Records for the task:

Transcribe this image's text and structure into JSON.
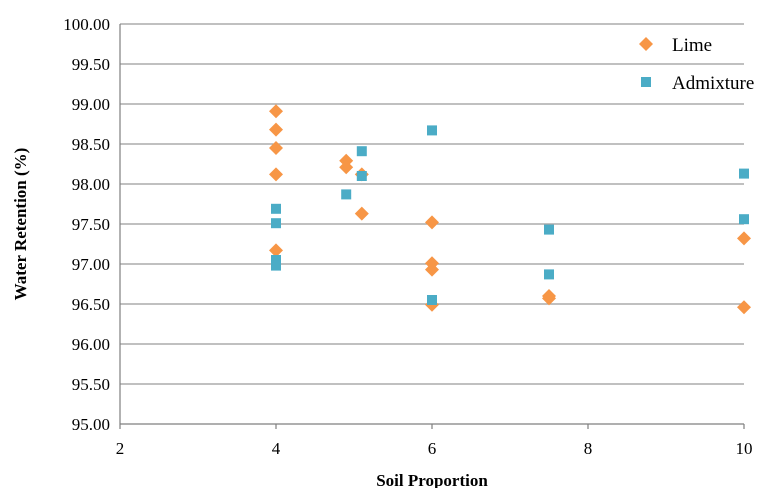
{
  "chart_data": {
    "type": "scatter",
    "xlabel": "Soil Proportion",
    "ylabel": "Water Retention (%)",
    "xlim": [
      2,
      10
    ],
    "ylim": [
      95.0,
      100.0
    ],
    "x_ticks": [
      "2",
      "4",
      "6",
      "8",
      "10"
    ],
    "y_ticks": [
      "95.00",
      "95.50",
      "96.00",
      "96.50",
      "97.00",
      "97.50",
      "98.00",
      "98.50",
      "99.00",
      "99.50",
      "100.00"
    ],
    "grid": "horizontal",
    "legend_position": "top-right",
    "series": [
      {
        "name": "Lime",
        "marker": "diamond",
        "color": "#F79646",
        "points": [
          [
            4,
            98.91
          ],
          [
            4,
            98.68
          ],
          [
            4,
            98.45
          ],
          [
            4,
            98.12
          ],
          [
            4,
            97.17
          ],
          [
            4.9,
            98.29
          ],
          [
            4.9,
            98.21
          ],
          [
            5.1,
            98.12
          ],
          [
            5.1,
            97.63
          ],
          [
            6,
            97.52
          ],
          [
            6,
            97.01
          ],
          [
            6,
            96.93
          ],
          [
            6,
            96.49
          ],
          [
            7.5,
            96.6
          ],
          [
            7.5,
            96.57
          ],
          [
            10,
            97.32
          ],
          [
            10,
            96.46
          ]
        ]
      },
      {
        "name": "Admixture",
        "marker": "square",
        "color": "#4BACC6",
        "points": [
          [
            4,
            97.69
          ],
          [
            4,
            97.51
          ],
          [
            4,
            97.05
          ],
          [
            4,
            96.98
          ],
          [
            4.9,
            97.87
          ],
          [
            5.1,
            98.41
          ],
          [
            5.1,
            98.1
          ],
          [
            6,
            98.67
          ],
          [
            6,
            96.55
          ],
          [
            7.5,
            97.43
          ],
          [
            7.5,
            96.87
          ],
          [
            10,
            98.13
          ],
          [
            10,
            97.56
          ]
        ]
      }
    ]
  }
}
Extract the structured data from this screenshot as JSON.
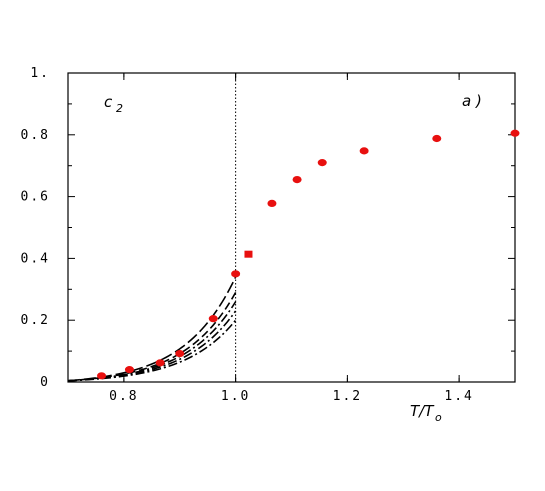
{
  "chart_data": {
    "type": "scatter",
    "title": "",
    "xlabel": "T/T",
    "xlabel_sub": "o",
    "ylabel": "c",
    "ylabel_sub": "2",
    "panel_label": "a )",
    "xlim": [
      0.7,
      1.5
    ],
    "ylim": [
      0,
      1.0
    ],
    "x_ticks": [
      0.8,
      1.0,
      1.2,
      1.4
    ],
    "x_tick_labels": [
      "0.8",
      "1.0",
      "1.2",
      "1.4"
    ],
    "y_ticks": [
      0,
      0.2,
      0.4,
      0.6,
      0.8,
      1.0
    ],
    "y_tick_labels": [
      "0",
      "0.2",
      "0.4",
      "0.6",
      "0.8",
      "1."
    ],
    "reference_line_x": 1.0,
    "grid": false,
    "marker_color": "#e8100f",
    "series": [
      {
        "marker": "circle",
        "x": [
          0.76,
          0.81,
          0.865,
          0.9,
          0.96,
          1.0,
          1.065,
          1.11,
          1.155,
          1.23,
          1.36,
          1.5
        ],
        "y": [
          0.02,
          0.04,
          0.062,
          0.092,
          0.205,
          0.35,
          0.578,
          0.655,
          0.71,
          0.748,
          0.788,
          0.805
        ]
      },
      {
        "marker": "square",
        "x": [
          1.023
        ],
        "y": [
          0.412
        ]
      }
    ],
    "curves": [
      {
        "style": "long-dash",
        "end_y": 0.34
      },
      {
        "style": "dash",
        "end_y": 0.29
      },
      {
        "style": "dash-dot",
        "end_y": 0.26
      },
      {
        "style": "dash-dot",
        "end_y": 0.23
      },
      {
        "style": "dash-dot",
        "end_y": 0.2
      }
    ]
  }
}
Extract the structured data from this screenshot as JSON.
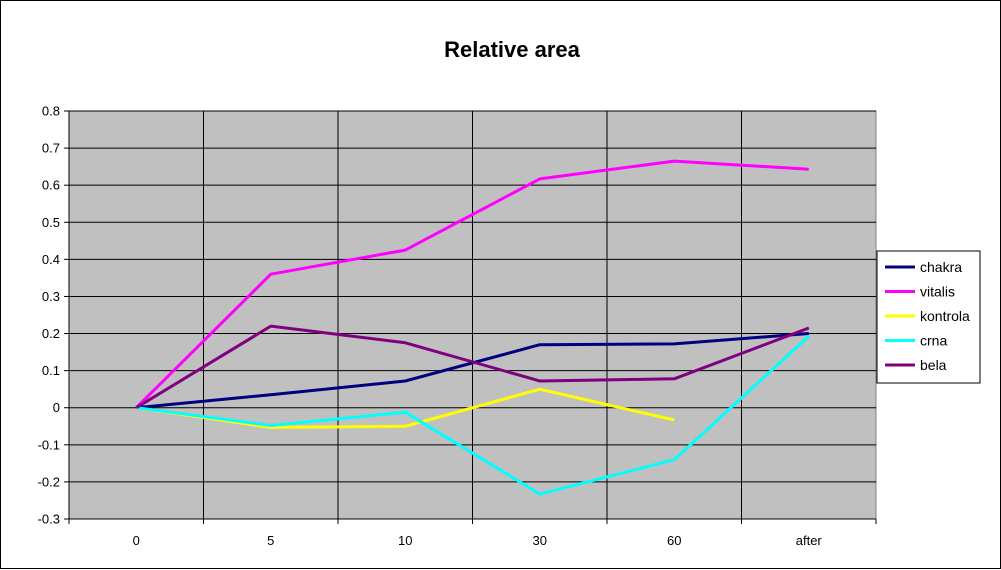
{
  "chart_data": {
    "type": "line",
    "title": "Relative area",
    "xlabel": "",
    "ylabel": "",
    "categories": [
      "0",
      "5",
      "10",
      "30",
      "60",
      "after"
    ],
    "ylim": [
      -0.3,
      0.8
    ],
    "yticks": [
      "0.8",
      "0.7",
      "0.6",
      "0.5",
      "0.4",
      "0.3",
      "0.2",
      "0.1",
      "0",
      "-0.1",
      "-0.2",
      "-0.3"
    ],
    "grid": true,
    "plot_background": "#C0C0C0",
    "legend_position": "right",
    "series": [
      {
        "name": "chakra",
        "color": "#000080",
        "values": [
          0,
          0.035,
          0.072,
          0.17,
          0.172,
          0.2
        ]
      },
      {
        "name": "vitalis",
        "color": "#FF00FF",
        "values": [
          0,
          0.36,
          0.425,
          0.617,
          0.665,
          0.643
        ]
      },
      {
        "name": "kontrola",
        "color": "#FFFF00",
        "values": [
          0,
          -0.053,
          -0.05,
          0.05,
          -0.033,
          null
        ]
      },
      {
        "name": "crna",
        "color": "#00FFFF",
        "values": [
          0,
          -0.048,
          -0.012,
          -0.233,
          -0.14,
          0.193
        ]
      },
      {
        "name": "bela",
        "color": "#800080",
        "values": [
          0,
          0.22,
          0.175,
          0.072,
          0.078,
          0.215
        ]
      }
    ]
  }
}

Your instructions: Leave the pictures out and output the rest of the listing exactly.

Response below:
Transcribe this image's text and structure into JSON.
{
  "chart_data": {
    "type": "scatter",
    "xlabel": "Soil Proportion",
    "ylabel": "Water Retention (%)",
    "xlim": [
      2,
      10
    ],
    "ylim": [
      95.0,
      100.0
    ],
    "x_ticks": [
      "2",
      "4",
      "6",
      "8",
      "10"
    ],
    "y_ticks": [
      "95.00",
      "95.50",
      "96.00",
      "96.50",
      "97.00",
      "97.50",
      "98.00",
      "98.50",
      "99.00",
      "99.50",
      "100.00"
    ],
    "grid": "horizontal",
    "legend_position": "top-right",
    "series": [
      {
        "name": "Lime",
        "marker": "diamond",
        "color": "#F79646",
        "points": [
          [
            4,
            98.91
          ],
          [
            4,
            98.68
          ],
          [
            4,
            98.45
          ],
          [
            4,
            98.12
          ],
          [
            4,
            97.17
          ],
          [
            4.9,
            98.29
          ],
          [
            4.9,
            98.21
          ],
          [
            5.1,
            98.12
          ],
          [
            5.1,
            97.63
          ],
          [
            6,
            97.52
          ],
          [
            6,
            97.01
          ],
          [
            6,
            96.93
          ],
          [
            6,
            96.49
          ],
          [
            7.5,
            96.6
          ],
          [
            7.5,
            96.57
          ],
          [
            10,
            97.32
          ],
          [
            10,
            96.46
          ]
        ]
      },
      {
        "name": "Admixture",
        "marker": "square",
        "color": "#4BACC6",
        "points": [
          [
            4,
            97.69
          ],
          [
            4,
            97.51
          ],
          [
            4,
            97.05
          ],
          [
            4,
            96.98
          ],
          [
            4.9,
            97.87
          ],
          [
            5.1,
            98.41
          ],
          [
            5.1,
            98.1
          ],
          [
            6,
            98.67
          ],
          [
            6,
            96.55
          ],
          [
            7.5,
            97.43
          ],
          [
            7.5,
            96.87
          ],
          [
            10,
            98.13
          ],
          [
            10,
            97.56
          ]
        ]
      }
    ]
  }
}
Extract the structured data from this screenshot as JSON.
{
  "chart_data": {
    "type": "scatter",
    "title": "",
    "xlabel": "T/T",
    "xlabel_sub": "o",
    "ylabel": "c",
    "ylabel_sub": "2",
    "panel_label": "a )",
    "xlim": [
      0.7,
      1.5
    ],
    "ylim": [
      0,
      1.0
    ],
    "x_ticks": [
      0.8,
      1.0,
      1.2,
      1.4
    ],
    "x_tick_labels": [
      "0.8",
      "1.0",
      "1.2",
      "1.4"
    ],
    "y_ticks": [
      0,
      0.2,
      0.4,
      0.6,
      0.8,
      1.0
    ],
    "y_tick_labels": [
      "0",
      "0.2",
      "0.4",
      "0.6",
      "0.8",
      "1."
    ],
    "reference_line_x": 1.0,
    "grid": false,
    "marker_color": "#e8100f",
    "series": [
      {
        "marker": "circle",
        "x": [
          0.76,
          0.81,
          0.865,
          0.9,
          0.96,
          1.0,
          1.065,
          1.11,
          1.155,
          1.23,
          1.36,
          1.5
        ],
        "y": [
          0.02,
          0.04,
          0.062,
          0.092,
          0.205,
          0.35,
          0.578,
          0.655,
          0.71,
          0.748,
          0.788,
          0.805
        ]
      },
      {
        "marker": "square",
        "x": [
          1.023
        ],
        "y": [
          0.412
        ]
      }
    ],
    "curves": [
      {
        "style": "long-dash",
        "end_y": 0.34
      },
      {
        "style": "dash",
        "end_y": 0.29
      },
      {
        "style": "dash-dot",
        "end_y": 0.26
      },
      {
        "style": "dash-dot",
        "end_y": 0.23
      },
      {
        "style": "dash-dot",
        "end_y": 0.2
      }
    ]
  }
}
Extract the structured data from this screenshot as JSON.
{
  "chart_data": {
    "type": "line",
    "title": "Relative area",
    "xlabel": "",
    "ylabel": "",
    "categories": [
      "0",
      "5",
      "10",
      "30",
      "60",
      "after"
    ],
    "ylim": [
      -0.3,
      0.8
    ],
    "yticks": [
      "0.8",
      "0.7",
      "0.6",
      "0.5",
      "0.4",
      "0.3",
      "0.2",
      "0.1",
      "0",
      "-0.1",
      "-0.2",
      "-0.3"
    ],
    "grid": true,
    "plot_background": "#C0C0C0",
    "legend_position": "right",
    "series": [
      {
        "name": "chakra",
        "color": "#000080",
        "values": [
          0,
          0.035,
          0.072,
          0.17,
          0.172,
          0.2
        ]
      },
      {
        "name": "vitalis",
        "color": "#FF00FF",
        "values": [
          0,
          0.36,
          0.425,
          0.617,
          0.665,
          0.643
        ]
      },
      {
        "name": "kontrola",
        "color": "#FFFF00",
        "values": [
          0,
          -0.053,
          -0.05,
          0.05,
          -0.033,
          null
        ]
      },
      {
        "name": "crna",
        "color": "#00FFFF",
        "values": [
          0,
          -0.048,
          -0.012,
          -0.233,
          -0.14,
          0.193
        ]
      },
      {
        "name": "bela",
        "color": "#800080",
        "values": [
          0,
          0.22,
          0.175,
          0.072,
          0.078,
          0.215
        ]
      }
    ]
  }
}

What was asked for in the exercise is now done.